Recorded data
----

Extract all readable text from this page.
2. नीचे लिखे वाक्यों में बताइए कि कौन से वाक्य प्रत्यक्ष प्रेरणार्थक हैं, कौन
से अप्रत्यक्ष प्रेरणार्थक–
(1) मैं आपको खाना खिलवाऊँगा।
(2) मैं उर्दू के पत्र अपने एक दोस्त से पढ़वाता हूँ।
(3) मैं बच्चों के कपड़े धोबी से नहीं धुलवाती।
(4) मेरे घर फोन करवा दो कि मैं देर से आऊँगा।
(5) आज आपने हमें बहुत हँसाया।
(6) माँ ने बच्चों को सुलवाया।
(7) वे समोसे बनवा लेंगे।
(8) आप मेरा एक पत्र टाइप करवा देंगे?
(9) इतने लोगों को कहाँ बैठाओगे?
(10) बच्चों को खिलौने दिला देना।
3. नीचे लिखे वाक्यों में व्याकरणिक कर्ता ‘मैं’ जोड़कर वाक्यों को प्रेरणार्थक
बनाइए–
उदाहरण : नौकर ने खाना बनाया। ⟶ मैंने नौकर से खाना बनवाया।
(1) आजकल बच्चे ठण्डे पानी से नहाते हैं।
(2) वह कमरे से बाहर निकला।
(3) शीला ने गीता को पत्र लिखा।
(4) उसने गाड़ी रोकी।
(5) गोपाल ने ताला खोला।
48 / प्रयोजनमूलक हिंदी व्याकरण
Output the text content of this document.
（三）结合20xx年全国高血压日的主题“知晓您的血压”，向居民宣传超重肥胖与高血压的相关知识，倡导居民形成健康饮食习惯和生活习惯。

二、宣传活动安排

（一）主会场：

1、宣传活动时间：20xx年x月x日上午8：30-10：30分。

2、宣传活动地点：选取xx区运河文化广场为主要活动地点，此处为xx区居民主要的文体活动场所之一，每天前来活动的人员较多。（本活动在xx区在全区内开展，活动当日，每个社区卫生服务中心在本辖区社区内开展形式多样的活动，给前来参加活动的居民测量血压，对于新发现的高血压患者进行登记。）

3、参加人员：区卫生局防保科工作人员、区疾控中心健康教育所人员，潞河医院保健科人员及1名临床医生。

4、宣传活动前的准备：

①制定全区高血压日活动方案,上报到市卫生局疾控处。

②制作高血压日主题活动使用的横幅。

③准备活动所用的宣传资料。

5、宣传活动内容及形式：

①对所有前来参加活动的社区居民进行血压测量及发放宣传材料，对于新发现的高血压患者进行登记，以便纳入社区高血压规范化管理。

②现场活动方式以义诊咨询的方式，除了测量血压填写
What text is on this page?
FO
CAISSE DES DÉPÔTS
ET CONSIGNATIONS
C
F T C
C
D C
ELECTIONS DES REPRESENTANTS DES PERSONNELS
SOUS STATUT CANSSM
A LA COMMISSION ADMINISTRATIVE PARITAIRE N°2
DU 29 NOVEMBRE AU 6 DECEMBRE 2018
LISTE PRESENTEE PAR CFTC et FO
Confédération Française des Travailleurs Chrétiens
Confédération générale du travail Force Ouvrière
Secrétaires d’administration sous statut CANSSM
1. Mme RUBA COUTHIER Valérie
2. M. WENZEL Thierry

----

● **PROBLEM REQUIREMENTS**:
Write every line of the material above again, exactly.

● **RESPONSE FOR THIS EXERCISE**:
Extract all readable text from this page.
2. नीचे लिखे वाक्यों में बताइए कि कौन से वाक्य प्रत्यक्ष प्रेरणार्थक हैं, कौन
से अप्रत्यक्ष प्रेरणार्थक–
(1) मैं आपको खाना खिलवाऊँगा।
(2) मैं उर्दू के पत्र अपने एक दोस्त से पढ़वाता हूँ।
(3) मैं बच्चों के कपड़े धोबी से नहीं धुलवाती।
(4) मेरे घर फोन करवा दो कि मैं देर से आऊँगा।
(5) आज आपने हमें बहुत हँसाया।
(6) माँ ने बच्चों को सुलवाया।
(7) वे समोसे बनवा लेंगे।
(8) आप मेरा एक पत्र टाइप करवा देंगे?
(9) इतने लोगों को कहाँ बैठाओगे?
(10) बच्चों को खिलौने दिला देना।
3. नीचे लिखे वाक्यों में व्याकरणिक कर्ता ‘मैं’ जोड़कर वाक्यों को प्रेरणार्थक
बनाइए–
उदाहरण : नौकर ने खाना बनाया। ⟶ मैंने नौकर से खाना बनवाया।
(1) आजकल बच्चे ठण्डे पानी से नहाते हैं।
(2) वह कमरे से बाहर निकला।
(3) शीला ने गीता को पत्र लिखा।
(4) उसने गाड़ी रोकी।
(5) गोपाल ने ताला खोला।
48 / प्रयोजनमूलक हिंदी व्याकरण
Output the text content of this document.
（三）结合20xx年全国高血压日的主题“知晓您的血压”，向居民宣传超重肥胖与高血压的相关知识，倡导居民形成健康饮食习惯和生活习惯。

二、宣传活动安排

（一）主会场：

1、宣传活动时间：20xx年x月x日上午8：30-10：30分。

2、宣传活动地点：选取xx区运河文化广场为主要活动地点，此处为xx区居民主要的文体活动场所之一，每天前来活动的人员较多。（本活动在xx区在全区内开展，活动当日，每个社区卫生服务中心在本辖区社区内开展形式多样的活动，给前来参加活动的居民测量血压，对于新发现的高血压患者进行登记。）

3、参加人员：区卫生局防保科工作人员、区疾控中心健康教育所人员，潞河医院保健科人员及1名临床医生。

4、宣传活动前的准备：

①制定全区高血压日活动方案,上报到市卫生局疾控处。

②制作高血压日主题活动使用的横幅。

③准备活动所用的宣传资料。

5、宣传活动内容及形式：

①对所有前来参加活动的社区居民进行血压测量及发放宣传材料，对于新发现的高血压患者进行登记，以便纳入社区高血压规范化管理。

②现场活动方式以义诊咨询的方式，除了测量血压填写
What text is on this page?
FO
CAISSE DES DÉPÔTS
ET CONSIGNATIONS
C
F T C
C
D C
ELECTIONS DES REPRESENTANTS DES PERSONNELS
SOUS STATUT CANSSM
A LA COMMISSION ADMINISTRATIVE PARITAIRE N°2
DU 29 NOVEMBRE AU 6 DECEMBRE 2018
LISTE PRESENTEE PAR CFTC et FO
Confédération Française des Travailleurs Chrétiens
Confédération générale du travail Force Ouvrière
Secrétaires d’administration sous statut CANSSM
1. Mme RUBA COUTHIER Valérie
2. M. WENZEL Thierry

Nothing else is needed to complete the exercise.